■ **What to do**
Your answer should be a single number: the count of lines that hold the word "direnç".

[Structured figure records]
-- start --

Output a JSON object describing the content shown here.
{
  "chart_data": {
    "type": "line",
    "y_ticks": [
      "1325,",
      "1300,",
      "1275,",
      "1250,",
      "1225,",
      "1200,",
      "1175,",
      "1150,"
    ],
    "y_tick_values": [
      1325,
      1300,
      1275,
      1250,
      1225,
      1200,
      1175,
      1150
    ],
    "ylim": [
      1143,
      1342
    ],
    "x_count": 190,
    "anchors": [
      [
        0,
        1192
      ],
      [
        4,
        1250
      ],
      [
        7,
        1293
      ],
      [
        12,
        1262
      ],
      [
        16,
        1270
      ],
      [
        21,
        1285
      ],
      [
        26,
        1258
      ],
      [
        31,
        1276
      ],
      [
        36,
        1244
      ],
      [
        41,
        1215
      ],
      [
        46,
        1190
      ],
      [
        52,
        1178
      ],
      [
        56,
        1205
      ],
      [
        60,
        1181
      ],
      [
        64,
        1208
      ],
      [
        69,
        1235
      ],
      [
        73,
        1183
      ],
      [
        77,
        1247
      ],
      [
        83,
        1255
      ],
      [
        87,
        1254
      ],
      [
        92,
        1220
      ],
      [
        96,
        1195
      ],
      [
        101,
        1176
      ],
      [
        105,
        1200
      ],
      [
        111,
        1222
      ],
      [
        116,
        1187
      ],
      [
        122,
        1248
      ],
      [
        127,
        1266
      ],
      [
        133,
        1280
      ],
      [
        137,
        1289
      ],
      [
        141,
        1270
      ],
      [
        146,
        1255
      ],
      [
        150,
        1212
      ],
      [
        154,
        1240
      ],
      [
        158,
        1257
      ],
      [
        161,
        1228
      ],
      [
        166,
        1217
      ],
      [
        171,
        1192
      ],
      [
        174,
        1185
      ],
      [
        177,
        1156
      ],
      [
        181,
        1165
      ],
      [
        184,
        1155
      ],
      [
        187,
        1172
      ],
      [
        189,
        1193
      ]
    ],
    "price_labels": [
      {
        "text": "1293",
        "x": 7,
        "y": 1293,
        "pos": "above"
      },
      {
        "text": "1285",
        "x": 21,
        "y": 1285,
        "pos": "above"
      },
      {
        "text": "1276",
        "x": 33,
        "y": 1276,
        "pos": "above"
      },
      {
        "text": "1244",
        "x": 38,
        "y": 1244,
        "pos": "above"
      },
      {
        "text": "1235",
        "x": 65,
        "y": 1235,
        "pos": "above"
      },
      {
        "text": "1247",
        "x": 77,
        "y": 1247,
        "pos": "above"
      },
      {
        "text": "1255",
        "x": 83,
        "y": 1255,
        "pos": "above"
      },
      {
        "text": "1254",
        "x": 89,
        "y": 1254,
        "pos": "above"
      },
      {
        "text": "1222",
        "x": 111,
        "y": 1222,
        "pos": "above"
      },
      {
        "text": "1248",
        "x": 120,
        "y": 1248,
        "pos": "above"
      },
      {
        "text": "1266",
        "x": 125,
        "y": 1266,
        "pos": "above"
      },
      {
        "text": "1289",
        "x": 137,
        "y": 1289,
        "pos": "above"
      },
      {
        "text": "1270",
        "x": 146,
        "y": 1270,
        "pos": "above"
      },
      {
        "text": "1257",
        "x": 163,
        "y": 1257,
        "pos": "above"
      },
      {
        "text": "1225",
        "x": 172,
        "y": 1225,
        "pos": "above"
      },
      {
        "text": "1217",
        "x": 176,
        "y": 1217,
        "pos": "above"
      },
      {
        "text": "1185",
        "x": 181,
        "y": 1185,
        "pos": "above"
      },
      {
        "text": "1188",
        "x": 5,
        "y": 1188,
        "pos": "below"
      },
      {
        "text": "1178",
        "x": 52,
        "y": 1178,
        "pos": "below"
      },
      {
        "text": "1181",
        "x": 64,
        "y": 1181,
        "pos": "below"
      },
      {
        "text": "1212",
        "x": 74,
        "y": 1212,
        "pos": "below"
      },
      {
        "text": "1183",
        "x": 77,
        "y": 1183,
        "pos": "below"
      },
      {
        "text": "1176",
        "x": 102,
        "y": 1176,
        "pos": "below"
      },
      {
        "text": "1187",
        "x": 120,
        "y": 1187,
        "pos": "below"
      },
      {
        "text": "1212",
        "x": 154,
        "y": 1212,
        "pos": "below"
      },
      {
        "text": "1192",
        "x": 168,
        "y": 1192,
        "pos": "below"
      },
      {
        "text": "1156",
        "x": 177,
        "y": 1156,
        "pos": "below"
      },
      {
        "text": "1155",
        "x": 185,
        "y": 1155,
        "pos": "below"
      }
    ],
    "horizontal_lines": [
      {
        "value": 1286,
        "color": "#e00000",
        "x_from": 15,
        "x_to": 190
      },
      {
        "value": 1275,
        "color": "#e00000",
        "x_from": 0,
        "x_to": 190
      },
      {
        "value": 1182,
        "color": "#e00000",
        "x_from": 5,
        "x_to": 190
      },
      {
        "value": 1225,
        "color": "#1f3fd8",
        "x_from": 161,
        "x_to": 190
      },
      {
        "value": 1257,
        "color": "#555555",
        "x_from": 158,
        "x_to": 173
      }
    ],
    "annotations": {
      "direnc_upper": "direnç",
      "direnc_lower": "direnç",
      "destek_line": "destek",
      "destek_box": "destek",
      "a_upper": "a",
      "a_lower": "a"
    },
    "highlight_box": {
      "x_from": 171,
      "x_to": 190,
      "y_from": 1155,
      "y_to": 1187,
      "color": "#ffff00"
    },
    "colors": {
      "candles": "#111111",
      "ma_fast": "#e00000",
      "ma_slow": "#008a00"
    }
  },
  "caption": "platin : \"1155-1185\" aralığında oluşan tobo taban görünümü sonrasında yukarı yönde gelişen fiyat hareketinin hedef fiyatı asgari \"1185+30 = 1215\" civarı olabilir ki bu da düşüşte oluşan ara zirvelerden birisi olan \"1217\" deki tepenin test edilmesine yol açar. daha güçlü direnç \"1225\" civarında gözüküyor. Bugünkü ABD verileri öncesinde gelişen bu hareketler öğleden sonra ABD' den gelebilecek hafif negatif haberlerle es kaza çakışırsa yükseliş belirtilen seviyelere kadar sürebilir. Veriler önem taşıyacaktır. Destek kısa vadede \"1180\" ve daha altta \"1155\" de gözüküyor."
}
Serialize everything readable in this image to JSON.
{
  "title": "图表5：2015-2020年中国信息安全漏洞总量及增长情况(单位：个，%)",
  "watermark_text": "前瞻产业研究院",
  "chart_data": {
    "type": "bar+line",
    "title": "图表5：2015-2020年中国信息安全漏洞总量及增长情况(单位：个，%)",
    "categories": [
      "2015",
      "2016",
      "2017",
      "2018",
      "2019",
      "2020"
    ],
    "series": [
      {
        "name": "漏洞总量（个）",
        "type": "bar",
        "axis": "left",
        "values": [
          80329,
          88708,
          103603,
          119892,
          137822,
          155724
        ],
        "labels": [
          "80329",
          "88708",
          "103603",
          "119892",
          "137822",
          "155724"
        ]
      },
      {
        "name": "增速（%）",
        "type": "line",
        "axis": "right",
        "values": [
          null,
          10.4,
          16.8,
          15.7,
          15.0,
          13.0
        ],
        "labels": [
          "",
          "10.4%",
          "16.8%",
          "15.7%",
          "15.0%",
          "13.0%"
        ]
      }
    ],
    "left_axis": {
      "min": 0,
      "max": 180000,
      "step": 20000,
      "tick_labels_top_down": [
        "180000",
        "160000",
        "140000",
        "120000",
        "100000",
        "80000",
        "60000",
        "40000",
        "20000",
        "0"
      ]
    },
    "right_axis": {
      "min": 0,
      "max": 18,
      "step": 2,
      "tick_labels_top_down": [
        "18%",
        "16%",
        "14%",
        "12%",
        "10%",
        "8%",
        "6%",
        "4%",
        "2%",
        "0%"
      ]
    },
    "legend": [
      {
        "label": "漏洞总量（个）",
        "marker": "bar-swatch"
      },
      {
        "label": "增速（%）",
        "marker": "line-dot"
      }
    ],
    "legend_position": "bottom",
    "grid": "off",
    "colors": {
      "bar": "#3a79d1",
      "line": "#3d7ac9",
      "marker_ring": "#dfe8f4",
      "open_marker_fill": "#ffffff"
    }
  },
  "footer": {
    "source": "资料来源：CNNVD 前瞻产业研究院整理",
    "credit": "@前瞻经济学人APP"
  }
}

-- end --

■ **Written solution**
3